## What to do
Scan the records for the word "this". Report each line where it occurs.

==== Material to process

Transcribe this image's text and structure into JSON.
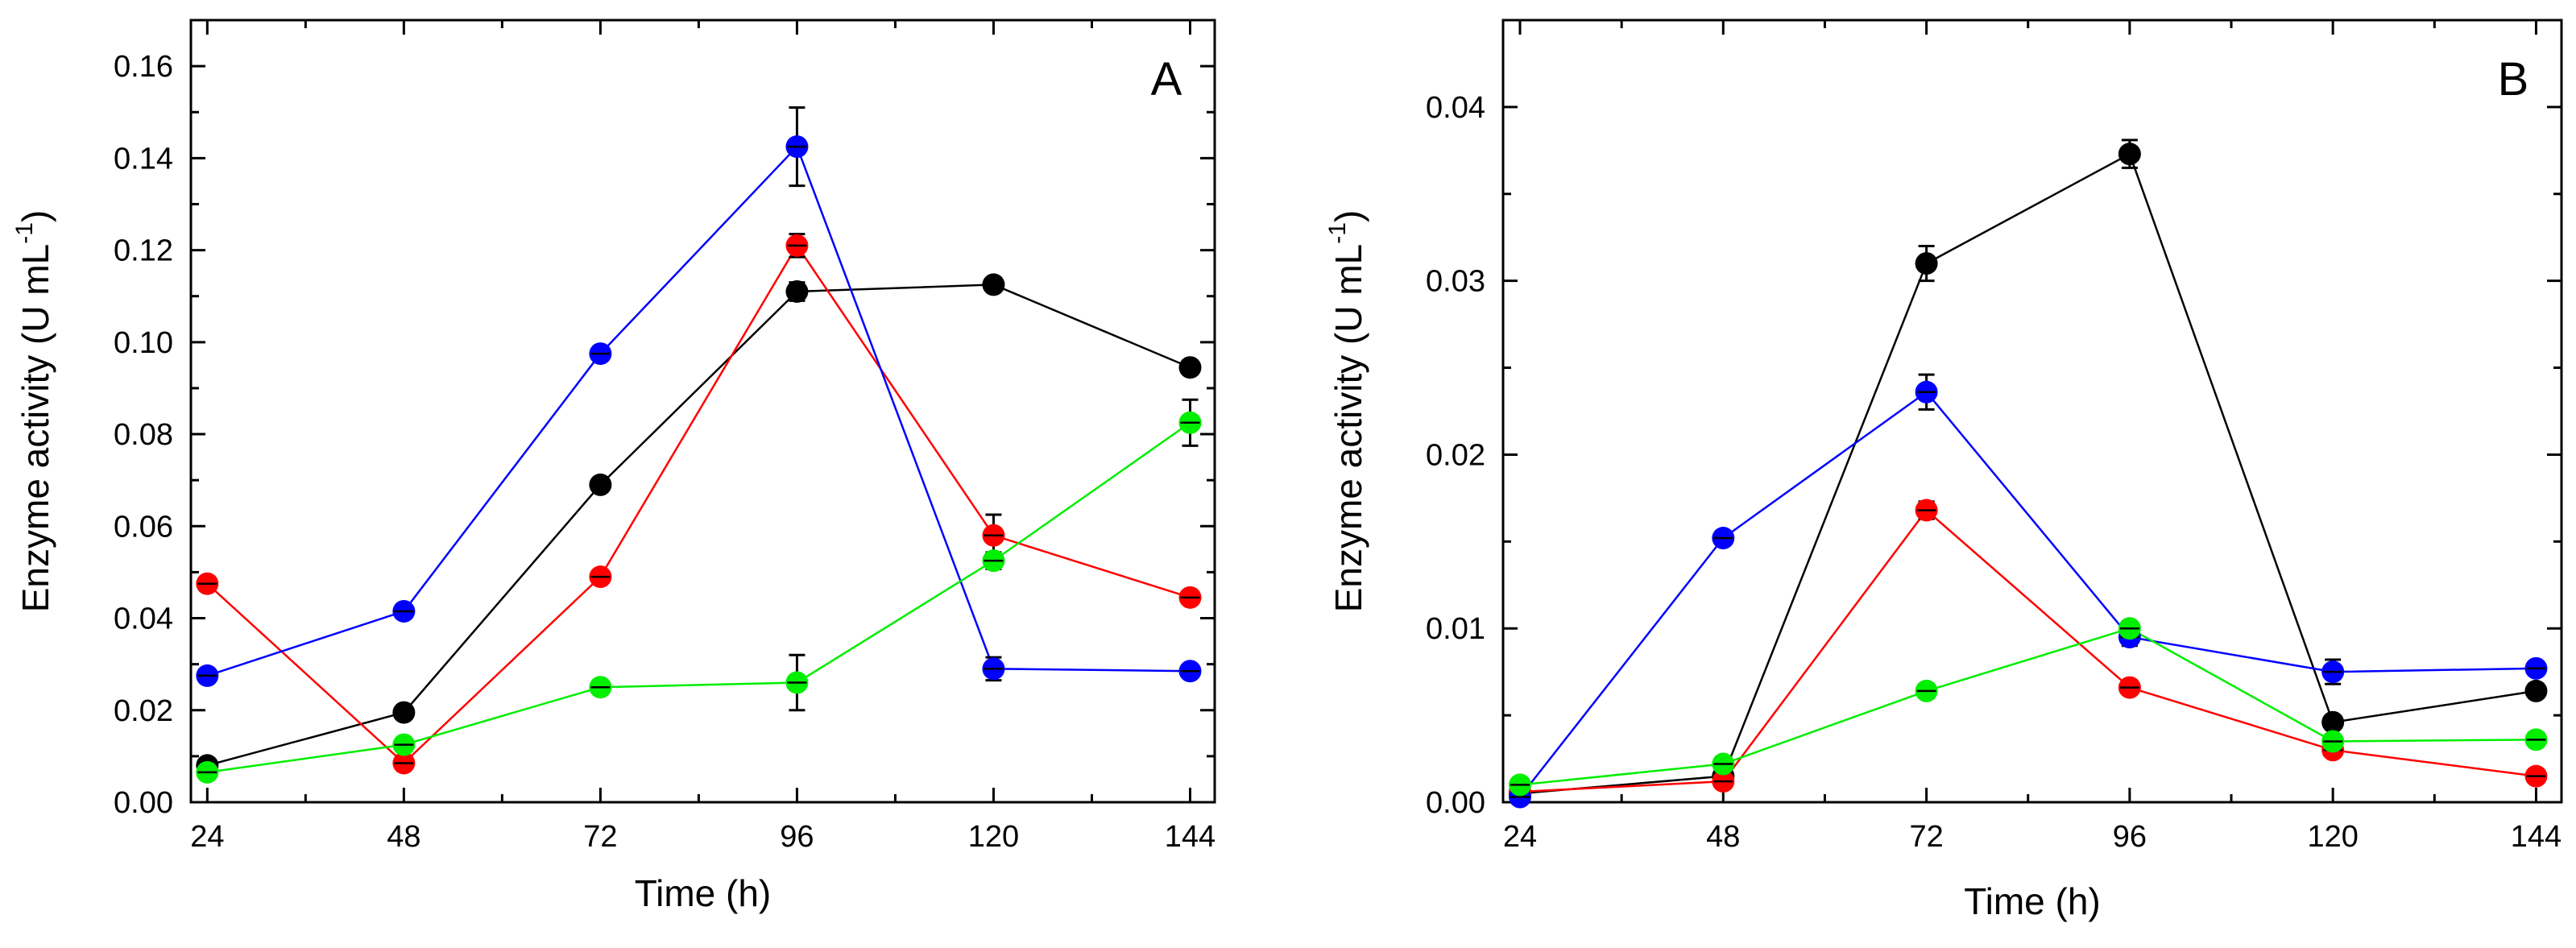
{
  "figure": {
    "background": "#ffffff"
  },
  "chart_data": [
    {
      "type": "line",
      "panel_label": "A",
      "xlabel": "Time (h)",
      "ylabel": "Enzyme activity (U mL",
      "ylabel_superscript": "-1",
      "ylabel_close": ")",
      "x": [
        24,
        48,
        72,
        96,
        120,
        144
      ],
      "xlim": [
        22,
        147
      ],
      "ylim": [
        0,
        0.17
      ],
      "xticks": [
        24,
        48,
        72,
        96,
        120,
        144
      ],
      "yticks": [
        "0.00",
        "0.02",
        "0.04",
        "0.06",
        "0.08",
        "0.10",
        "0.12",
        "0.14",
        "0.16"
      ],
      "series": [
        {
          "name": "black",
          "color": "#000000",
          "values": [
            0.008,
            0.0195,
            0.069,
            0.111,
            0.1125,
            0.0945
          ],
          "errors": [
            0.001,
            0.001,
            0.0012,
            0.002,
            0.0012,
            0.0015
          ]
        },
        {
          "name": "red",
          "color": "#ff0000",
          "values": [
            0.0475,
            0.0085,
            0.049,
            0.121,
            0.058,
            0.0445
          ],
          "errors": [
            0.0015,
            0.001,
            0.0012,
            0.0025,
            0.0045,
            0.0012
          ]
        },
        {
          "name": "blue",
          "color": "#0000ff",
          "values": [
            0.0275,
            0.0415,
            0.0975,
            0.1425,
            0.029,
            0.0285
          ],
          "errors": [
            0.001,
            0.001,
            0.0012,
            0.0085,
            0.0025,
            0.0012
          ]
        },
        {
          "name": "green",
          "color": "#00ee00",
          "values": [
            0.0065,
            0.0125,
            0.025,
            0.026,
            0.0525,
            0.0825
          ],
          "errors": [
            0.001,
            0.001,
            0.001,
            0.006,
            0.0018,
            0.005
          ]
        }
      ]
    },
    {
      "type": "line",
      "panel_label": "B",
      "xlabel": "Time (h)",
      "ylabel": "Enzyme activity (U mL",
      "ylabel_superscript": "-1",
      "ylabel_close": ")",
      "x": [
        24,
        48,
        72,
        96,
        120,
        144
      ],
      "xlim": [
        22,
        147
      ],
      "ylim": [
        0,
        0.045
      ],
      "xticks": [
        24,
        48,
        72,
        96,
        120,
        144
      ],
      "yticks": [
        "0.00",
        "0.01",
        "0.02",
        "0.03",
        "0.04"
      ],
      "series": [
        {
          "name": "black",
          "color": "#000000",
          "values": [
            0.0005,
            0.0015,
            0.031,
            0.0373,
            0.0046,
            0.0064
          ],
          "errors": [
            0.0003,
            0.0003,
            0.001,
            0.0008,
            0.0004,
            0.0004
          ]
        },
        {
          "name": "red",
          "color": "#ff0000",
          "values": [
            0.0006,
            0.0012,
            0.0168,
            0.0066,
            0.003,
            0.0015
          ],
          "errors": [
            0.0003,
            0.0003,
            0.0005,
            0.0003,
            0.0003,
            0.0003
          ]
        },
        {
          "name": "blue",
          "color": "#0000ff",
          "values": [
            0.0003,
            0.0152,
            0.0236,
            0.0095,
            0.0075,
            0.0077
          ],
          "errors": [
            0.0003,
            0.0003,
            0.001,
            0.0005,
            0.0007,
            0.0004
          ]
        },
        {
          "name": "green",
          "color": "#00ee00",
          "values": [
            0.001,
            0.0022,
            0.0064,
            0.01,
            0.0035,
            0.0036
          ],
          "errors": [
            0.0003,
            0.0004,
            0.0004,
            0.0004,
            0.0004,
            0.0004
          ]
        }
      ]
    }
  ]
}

========
==== Material to process

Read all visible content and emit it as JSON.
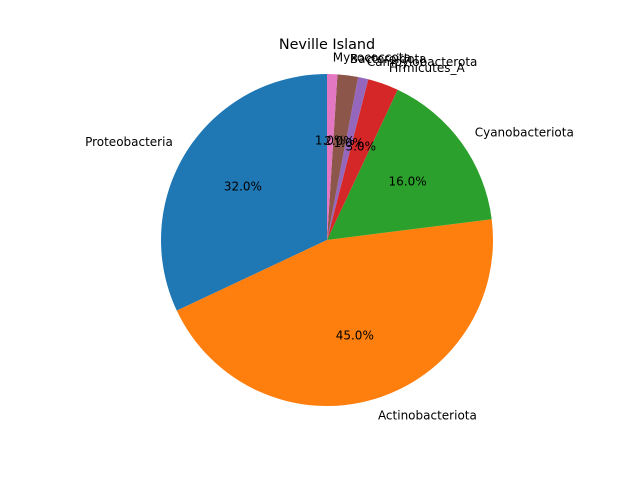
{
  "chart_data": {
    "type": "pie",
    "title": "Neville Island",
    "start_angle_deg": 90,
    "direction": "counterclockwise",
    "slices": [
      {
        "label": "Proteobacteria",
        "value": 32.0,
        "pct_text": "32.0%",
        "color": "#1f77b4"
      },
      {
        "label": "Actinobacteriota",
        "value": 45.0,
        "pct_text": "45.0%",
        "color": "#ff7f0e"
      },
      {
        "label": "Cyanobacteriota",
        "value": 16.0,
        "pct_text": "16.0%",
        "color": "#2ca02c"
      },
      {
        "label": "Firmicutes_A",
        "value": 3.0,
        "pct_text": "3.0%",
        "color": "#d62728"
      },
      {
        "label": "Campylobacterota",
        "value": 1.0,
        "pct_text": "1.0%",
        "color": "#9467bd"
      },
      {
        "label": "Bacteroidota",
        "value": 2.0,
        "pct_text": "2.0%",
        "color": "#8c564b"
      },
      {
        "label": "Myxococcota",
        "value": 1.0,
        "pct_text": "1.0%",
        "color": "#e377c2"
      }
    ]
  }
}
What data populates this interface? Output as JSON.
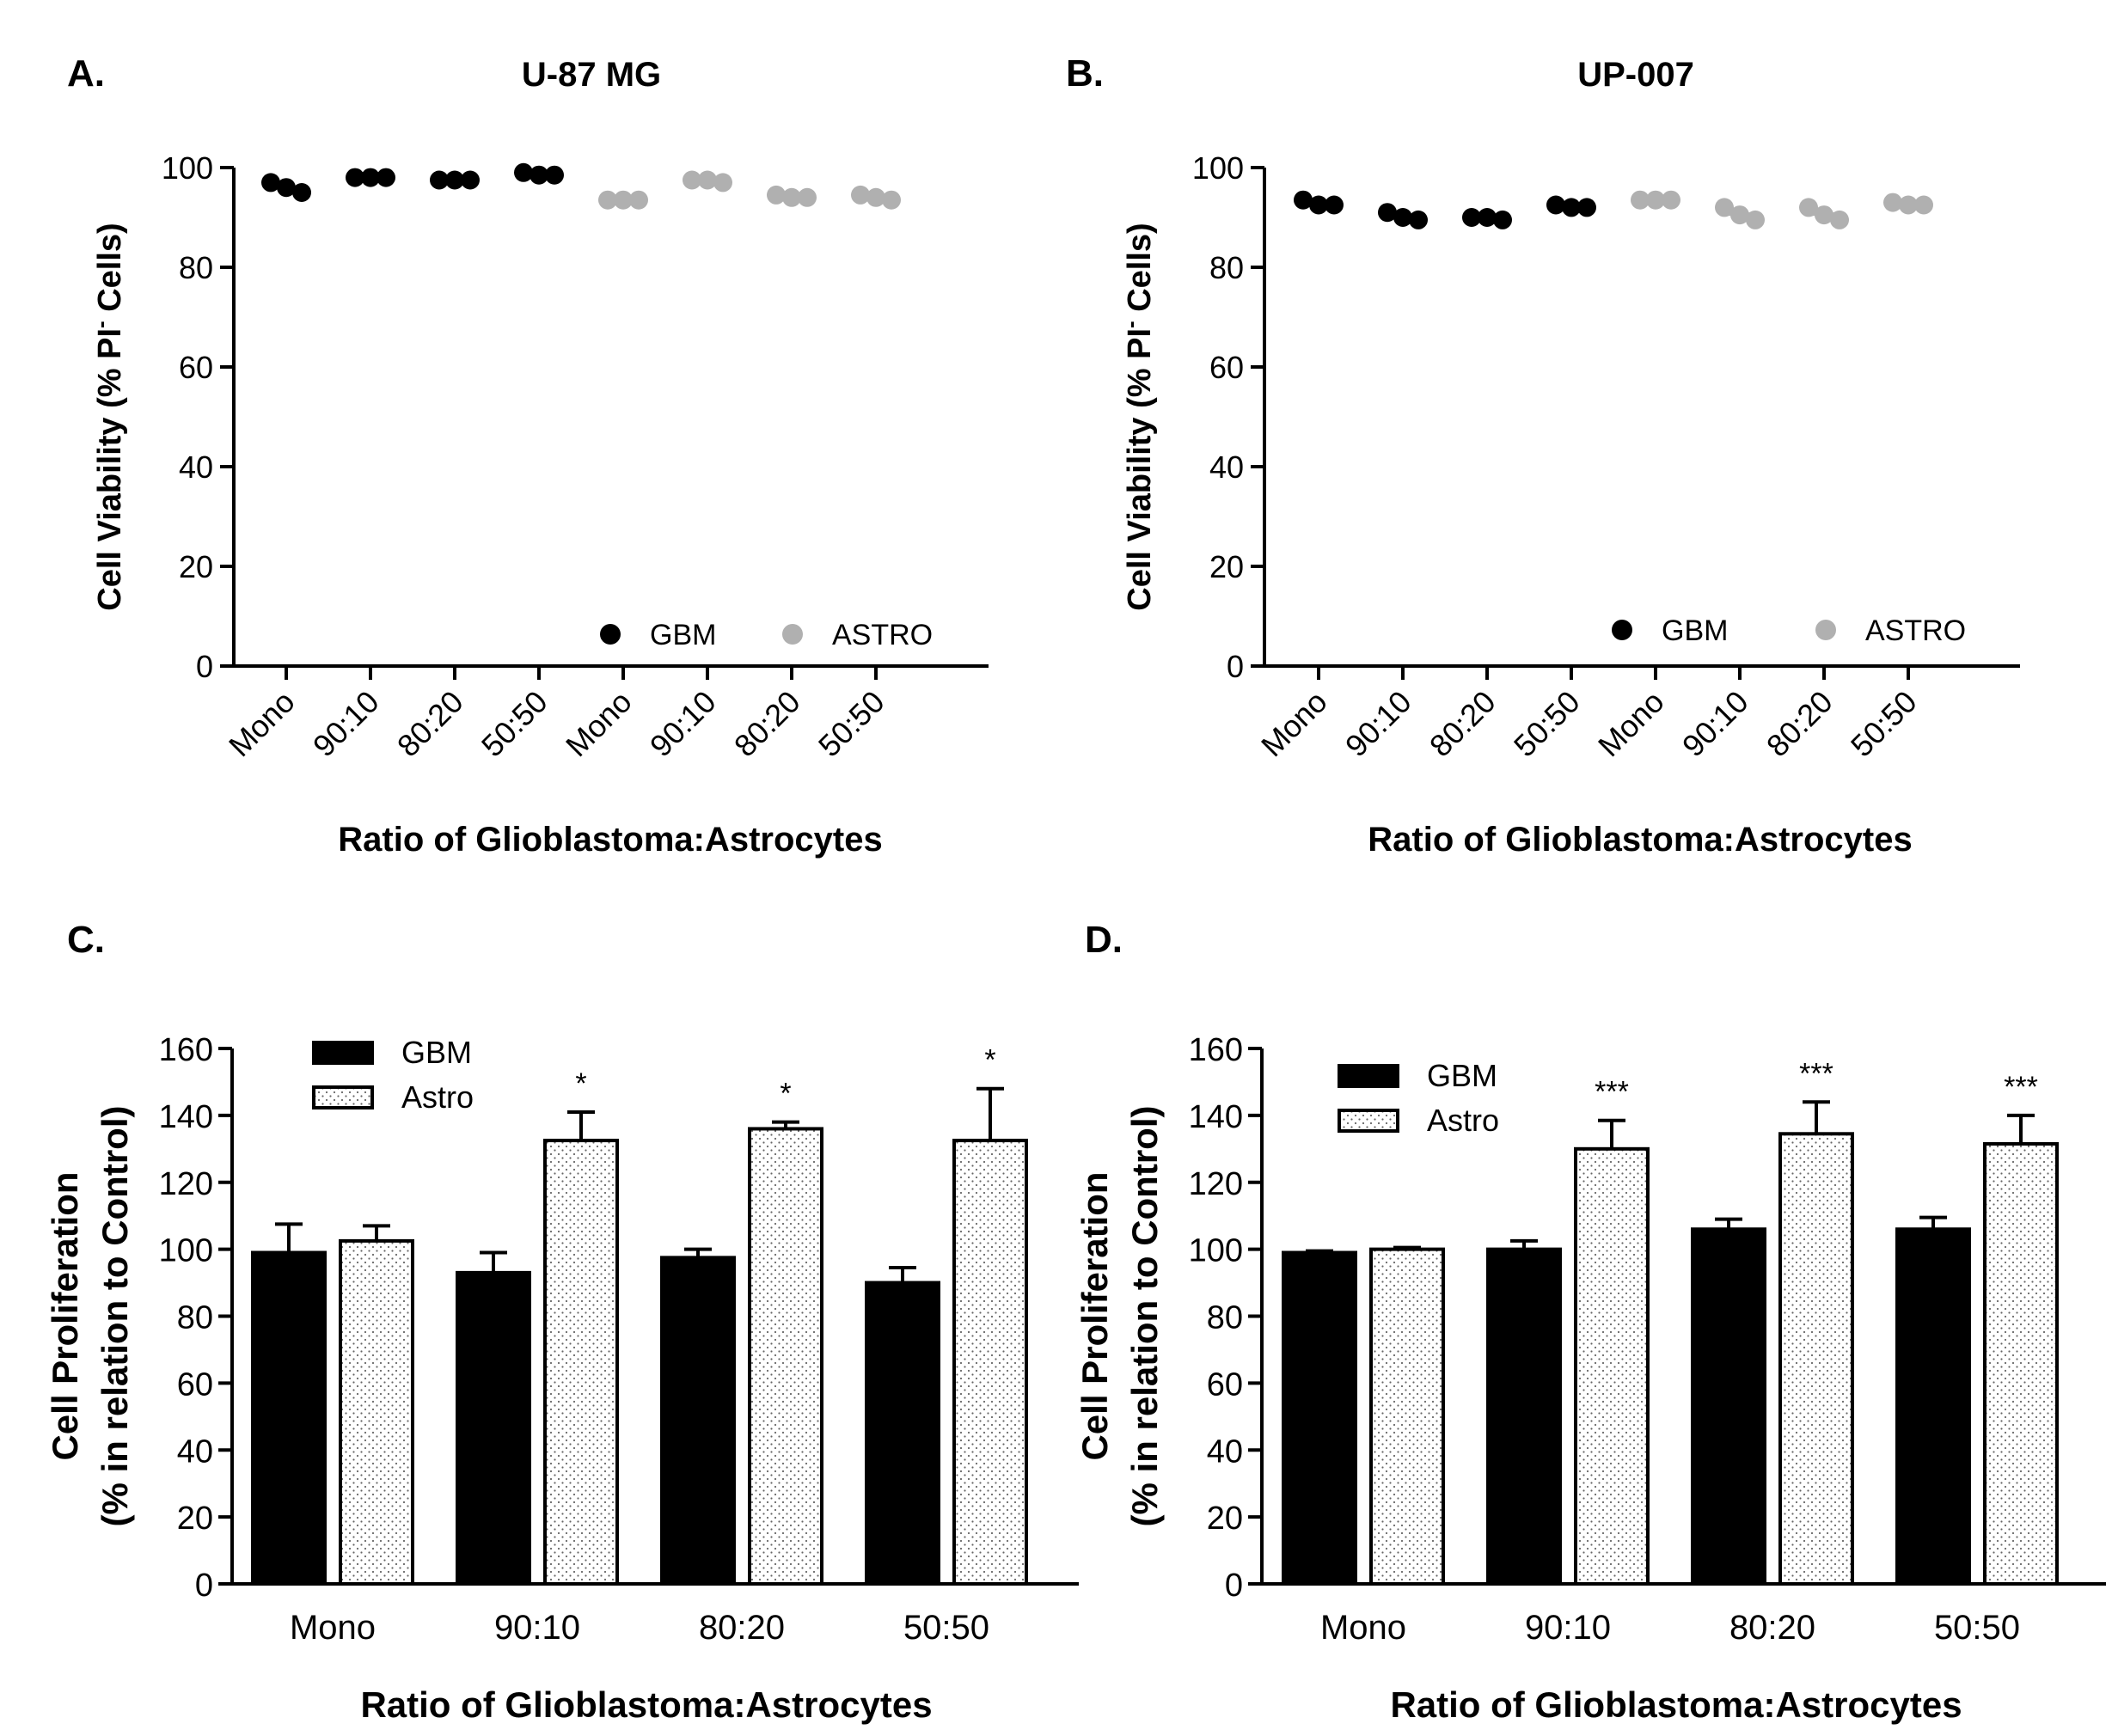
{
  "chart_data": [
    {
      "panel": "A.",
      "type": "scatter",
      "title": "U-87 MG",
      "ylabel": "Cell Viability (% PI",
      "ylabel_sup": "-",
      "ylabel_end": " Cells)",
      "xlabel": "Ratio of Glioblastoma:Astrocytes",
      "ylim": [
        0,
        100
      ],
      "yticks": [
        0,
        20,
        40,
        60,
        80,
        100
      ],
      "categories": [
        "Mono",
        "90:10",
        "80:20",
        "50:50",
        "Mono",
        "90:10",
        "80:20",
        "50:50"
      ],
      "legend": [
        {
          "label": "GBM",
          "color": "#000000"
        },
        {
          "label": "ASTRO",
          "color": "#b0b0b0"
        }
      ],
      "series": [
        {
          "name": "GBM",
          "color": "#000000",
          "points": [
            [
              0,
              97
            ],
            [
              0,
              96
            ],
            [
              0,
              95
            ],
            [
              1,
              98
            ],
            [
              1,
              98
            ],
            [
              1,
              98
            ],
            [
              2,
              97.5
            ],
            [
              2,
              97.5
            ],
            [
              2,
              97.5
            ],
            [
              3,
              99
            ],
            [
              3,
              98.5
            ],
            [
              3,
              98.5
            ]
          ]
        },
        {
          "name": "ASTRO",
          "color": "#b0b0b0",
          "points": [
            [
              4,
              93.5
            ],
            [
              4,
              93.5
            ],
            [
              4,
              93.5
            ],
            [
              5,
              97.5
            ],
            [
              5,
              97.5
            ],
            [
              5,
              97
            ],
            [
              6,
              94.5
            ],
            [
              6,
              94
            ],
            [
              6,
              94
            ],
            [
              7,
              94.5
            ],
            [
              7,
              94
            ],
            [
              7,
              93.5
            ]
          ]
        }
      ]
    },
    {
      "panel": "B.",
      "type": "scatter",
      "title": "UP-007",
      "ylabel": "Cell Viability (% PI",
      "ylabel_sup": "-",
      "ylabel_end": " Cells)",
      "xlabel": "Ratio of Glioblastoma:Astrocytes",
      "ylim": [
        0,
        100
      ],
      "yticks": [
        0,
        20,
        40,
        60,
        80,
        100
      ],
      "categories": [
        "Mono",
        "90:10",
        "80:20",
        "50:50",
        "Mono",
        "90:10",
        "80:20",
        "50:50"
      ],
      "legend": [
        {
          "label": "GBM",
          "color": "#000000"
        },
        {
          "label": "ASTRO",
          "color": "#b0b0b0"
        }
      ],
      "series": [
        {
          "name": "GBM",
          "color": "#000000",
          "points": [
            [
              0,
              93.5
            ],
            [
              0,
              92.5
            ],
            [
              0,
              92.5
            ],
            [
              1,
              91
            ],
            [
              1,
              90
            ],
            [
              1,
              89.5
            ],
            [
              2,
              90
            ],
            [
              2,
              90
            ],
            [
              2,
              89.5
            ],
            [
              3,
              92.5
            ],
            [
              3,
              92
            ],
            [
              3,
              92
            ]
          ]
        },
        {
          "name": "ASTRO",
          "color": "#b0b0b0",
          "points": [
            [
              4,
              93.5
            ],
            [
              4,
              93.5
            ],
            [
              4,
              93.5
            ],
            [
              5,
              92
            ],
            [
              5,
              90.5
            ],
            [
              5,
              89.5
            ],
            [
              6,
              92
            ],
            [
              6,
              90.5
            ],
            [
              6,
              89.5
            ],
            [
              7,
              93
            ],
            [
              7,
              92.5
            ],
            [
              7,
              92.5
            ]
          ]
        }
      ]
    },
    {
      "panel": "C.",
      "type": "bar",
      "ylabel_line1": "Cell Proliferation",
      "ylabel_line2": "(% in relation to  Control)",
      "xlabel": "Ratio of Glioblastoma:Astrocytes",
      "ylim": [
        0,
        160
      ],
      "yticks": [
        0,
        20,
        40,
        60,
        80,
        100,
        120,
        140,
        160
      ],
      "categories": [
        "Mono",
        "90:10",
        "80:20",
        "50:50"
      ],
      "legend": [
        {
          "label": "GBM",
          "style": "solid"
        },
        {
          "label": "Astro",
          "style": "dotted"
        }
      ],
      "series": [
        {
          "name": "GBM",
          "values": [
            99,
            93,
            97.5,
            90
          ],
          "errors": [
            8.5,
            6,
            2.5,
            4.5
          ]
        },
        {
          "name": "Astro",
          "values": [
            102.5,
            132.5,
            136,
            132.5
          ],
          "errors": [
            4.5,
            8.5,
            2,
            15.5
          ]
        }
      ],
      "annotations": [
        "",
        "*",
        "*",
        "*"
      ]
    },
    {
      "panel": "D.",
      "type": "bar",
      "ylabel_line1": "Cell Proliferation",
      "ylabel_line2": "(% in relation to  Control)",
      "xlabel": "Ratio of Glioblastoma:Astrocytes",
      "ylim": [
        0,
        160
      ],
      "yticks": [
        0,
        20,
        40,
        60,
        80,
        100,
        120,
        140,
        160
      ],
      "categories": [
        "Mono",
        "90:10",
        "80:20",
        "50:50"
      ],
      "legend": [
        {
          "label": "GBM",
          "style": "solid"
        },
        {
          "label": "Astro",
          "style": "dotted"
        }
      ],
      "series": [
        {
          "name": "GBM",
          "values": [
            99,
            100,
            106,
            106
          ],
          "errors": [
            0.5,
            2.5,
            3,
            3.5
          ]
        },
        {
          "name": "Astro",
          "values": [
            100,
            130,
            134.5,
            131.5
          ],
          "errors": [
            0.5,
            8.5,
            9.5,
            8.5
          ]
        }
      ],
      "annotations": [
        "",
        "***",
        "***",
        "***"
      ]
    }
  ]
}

========

## Written answer
Transcribe this image's text and structure into JSON.
What data populates this interface? Output as JSON.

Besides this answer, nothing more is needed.